Per favore, ricopia per intero il testo qui sotto sull'aborto nelle Marche, senza cambiare nulla.

## Brano selezionato

============================================================

Aborto: stretta delle Marche per “troppa denatalità”

Isabella Policarpio

17 Dicembre 2020 - 16:36

L’assessore alle Pari Opportunità delle Marche chiede di rivedere le linee nazionali sull’aborto per invertire il trend della denatalità. L’aborto farmacologico è ancora un tabù.

Aborto: stretta delle Marche per “troppa denatalità”

In una seduta del Consiglio regionale delle Marche è emersa la richiesta di rivedere le misure nazionali sull’aborto modificate quest’estate, quando è stato deciso che la pillola abortiva (la RU486) può essere somministrata senza ricovero.

Una procedura più rapida che salvaguarda la privacy delle donne che decidono di ricorrere all’aborto volontario.

Le Marche, però, chiedono al Parlamento di fare un passo indietro, sulla scia di quanto accaduto pochi mesi fa in Umbria.

Ecco cosa è successo.

Il Consiglio delle Marche vuole “rivedere” le linee guida sull’aborto

La richiesta di modificare le linee generali sull’aborto, specie quello farmacologico, è emersa nella seduta del 15 dicembre 2020. L’assessore alle Pari Opportunità, Giorgia Latini, avrebbe detto le parole riportate dal quotidiano online “Cronachemaceratesi.it”:

“Avvieremo una verifica di compatibilità delle linee guida del ministero della Salute con la legge 194 perché riteniamo che i consultori debbano essere luoghi di assistenza e approfondimento e non di esecuzione dell’interruzione volontaria di gravidanza.”

============================================================

[Voci di dati archiviate]
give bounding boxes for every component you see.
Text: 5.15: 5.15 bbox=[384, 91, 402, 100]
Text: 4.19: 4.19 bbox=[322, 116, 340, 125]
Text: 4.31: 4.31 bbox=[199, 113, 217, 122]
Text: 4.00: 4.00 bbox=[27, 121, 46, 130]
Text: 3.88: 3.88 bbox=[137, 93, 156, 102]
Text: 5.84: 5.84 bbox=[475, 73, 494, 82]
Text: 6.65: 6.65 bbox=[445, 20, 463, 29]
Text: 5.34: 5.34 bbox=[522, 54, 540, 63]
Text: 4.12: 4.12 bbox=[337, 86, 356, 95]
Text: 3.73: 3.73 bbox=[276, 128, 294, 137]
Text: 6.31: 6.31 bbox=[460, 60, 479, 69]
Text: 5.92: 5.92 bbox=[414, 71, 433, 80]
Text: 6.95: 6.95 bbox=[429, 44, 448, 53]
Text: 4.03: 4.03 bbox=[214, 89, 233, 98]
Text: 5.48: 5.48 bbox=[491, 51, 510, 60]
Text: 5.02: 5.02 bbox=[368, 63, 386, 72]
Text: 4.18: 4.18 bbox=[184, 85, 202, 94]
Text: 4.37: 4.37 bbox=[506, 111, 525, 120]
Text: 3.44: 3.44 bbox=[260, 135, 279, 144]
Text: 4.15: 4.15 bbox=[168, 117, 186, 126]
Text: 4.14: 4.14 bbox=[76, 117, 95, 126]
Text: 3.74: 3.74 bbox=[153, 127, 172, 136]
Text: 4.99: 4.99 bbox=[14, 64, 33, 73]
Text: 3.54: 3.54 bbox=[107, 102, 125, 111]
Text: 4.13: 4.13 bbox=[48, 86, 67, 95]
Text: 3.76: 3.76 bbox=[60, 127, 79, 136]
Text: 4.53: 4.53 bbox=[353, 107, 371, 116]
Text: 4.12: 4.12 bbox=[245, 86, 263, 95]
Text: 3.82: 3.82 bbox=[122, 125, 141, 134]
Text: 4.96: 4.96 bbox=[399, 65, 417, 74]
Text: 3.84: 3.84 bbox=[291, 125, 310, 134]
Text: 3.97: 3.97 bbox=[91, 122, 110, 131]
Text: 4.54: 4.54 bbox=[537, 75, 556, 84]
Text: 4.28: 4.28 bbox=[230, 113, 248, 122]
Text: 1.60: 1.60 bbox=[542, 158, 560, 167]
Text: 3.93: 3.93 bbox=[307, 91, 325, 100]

============================================================

## Risposta al compito
Aborto: stretta delle Marche per “troppa denatalità”

Isabella Policarpio

17 Dicembre 2020 - 16:36

L’assessore alle Pari Opportunità delle Marche chiede di rivedere le linee nazionali sull’aborto per invertire il trend della denatalità. L’aborto farmacologico è ancora un tabù.

Aborto: stretta delle Marche per “troppa denatalità”

In una seduta del Consiglio regionale delle Marche è emersa la richiesta di rivedere le misure nazionali sull’aborto modificate quest’estate, quando è stato deciso che la pillola abortiva (la RU486) può essere somministrata senza ricovero.

Una procedura più rapida che salvaguarda la privacy delle donne che decidono di ricorrere all’aborto volontario.

Le Marche, però, chiedono al Parlamento di fare un passo indietro, sulla scia di quanto accaduto pochi mesi fa in Umbria.

Ecco cosa è successo.

Il Consiglio delle Marche vuole “rivedere” le linee guida sull’aborto

La richiesta di modificare le linee generali sull’aborto, specie quello farmacologico, è emersa nella seduta del 15 dicembre 2020. L’assessore alle Pari Opportunità, Giorgia Latini, avrebbe detto le parole riportate dal quotidiano online “Cronachemaceratesi.it”:

“Avvieremo una verifica di compatibilità delle linee guida del ministero della Salute con la legge 194 perché riteniamo che i consultori debbano essere luoghi di assistenza e approfondimento e non di esecuzione dell’interruzione volontaria di gravidanza.”